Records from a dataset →
·····
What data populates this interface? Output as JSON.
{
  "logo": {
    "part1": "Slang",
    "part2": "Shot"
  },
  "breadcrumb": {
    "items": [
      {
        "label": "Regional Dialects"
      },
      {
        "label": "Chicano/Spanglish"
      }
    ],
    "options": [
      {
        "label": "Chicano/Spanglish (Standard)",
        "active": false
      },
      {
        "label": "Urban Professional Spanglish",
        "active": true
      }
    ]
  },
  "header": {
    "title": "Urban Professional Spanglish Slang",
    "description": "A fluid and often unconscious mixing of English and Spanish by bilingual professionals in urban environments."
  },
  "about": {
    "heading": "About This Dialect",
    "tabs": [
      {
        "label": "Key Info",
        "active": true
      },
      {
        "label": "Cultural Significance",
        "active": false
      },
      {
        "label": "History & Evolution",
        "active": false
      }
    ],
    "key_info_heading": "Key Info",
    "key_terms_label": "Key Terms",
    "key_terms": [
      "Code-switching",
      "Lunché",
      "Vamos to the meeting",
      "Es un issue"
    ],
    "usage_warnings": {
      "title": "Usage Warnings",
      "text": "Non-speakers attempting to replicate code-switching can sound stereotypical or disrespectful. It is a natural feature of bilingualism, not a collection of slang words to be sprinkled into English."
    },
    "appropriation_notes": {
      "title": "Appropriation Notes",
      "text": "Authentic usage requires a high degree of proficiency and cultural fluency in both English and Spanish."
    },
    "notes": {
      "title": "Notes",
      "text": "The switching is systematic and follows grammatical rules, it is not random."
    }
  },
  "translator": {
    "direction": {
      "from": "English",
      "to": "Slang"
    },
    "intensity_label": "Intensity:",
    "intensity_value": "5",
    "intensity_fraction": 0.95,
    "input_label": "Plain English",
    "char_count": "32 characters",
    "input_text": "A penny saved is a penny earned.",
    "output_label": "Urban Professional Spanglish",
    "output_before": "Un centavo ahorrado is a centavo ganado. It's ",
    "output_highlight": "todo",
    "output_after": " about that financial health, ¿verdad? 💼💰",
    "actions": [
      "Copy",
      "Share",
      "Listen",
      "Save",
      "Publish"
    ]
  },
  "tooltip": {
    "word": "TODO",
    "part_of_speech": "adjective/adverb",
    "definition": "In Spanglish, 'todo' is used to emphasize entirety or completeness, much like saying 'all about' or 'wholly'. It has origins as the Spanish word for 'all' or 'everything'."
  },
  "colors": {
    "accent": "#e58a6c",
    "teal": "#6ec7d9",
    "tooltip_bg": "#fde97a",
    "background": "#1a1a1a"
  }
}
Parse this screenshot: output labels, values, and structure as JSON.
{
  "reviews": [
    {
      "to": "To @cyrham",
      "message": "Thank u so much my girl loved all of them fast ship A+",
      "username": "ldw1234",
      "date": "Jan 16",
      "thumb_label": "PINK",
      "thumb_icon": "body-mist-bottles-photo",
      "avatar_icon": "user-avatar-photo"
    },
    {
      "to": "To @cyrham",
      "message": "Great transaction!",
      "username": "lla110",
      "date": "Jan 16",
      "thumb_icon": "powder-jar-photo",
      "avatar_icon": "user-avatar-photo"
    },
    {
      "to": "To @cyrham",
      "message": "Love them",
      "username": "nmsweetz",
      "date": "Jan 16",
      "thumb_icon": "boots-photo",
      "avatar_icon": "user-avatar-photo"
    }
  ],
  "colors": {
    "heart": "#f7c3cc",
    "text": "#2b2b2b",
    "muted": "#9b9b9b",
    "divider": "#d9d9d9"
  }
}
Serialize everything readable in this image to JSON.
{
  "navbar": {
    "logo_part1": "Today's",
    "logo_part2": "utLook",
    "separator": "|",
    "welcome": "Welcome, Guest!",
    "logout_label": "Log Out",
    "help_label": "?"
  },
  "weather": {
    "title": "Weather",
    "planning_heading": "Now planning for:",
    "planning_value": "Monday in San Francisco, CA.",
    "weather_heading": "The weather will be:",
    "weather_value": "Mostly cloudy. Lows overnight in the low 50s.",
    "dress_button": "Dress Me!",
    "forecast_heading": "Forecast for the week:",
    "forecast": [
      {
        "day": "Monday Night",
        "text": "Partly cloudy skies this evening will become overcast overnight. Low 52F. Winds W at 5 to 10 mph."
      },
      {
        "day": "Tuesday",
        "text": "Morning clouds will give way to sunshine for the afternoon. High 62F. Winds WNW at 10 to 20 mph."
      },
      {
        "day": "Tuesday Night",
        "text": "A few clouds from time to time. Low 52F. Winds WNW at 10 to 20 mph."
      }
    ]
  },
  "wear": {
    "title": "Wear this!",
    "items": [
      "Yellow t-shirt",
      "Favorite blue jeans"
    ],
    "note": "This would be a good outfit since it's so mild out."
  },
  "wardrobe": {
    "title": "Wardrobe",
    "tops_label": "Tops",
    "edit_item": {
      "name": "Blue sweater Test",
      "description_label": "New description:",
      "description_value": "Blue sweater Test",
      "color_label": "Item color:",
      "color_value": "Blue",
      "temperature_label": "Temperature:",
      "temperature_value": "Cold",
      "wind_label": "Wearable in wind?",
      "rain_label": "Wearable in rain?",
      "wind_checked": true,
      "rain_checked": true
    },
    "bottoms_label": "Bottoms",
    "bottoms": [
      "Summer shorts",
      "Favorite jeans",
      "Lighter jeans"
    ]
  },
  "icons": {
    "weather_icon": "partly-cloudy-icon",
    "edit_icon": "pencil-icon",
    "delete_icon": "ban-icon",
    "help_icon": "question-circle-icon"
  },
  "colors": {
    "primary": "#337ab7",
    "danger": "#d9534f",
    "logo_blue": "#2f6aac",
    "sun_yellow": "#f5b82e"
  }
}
·····
Exercise requirements → Reproduce each line holding the word "JSON".

Written answer →
What data populates this interface? Output as JSON.
Parse this screenshot: output labels, values, and structure as JSON.
Serialize everything readable in this image to JSON.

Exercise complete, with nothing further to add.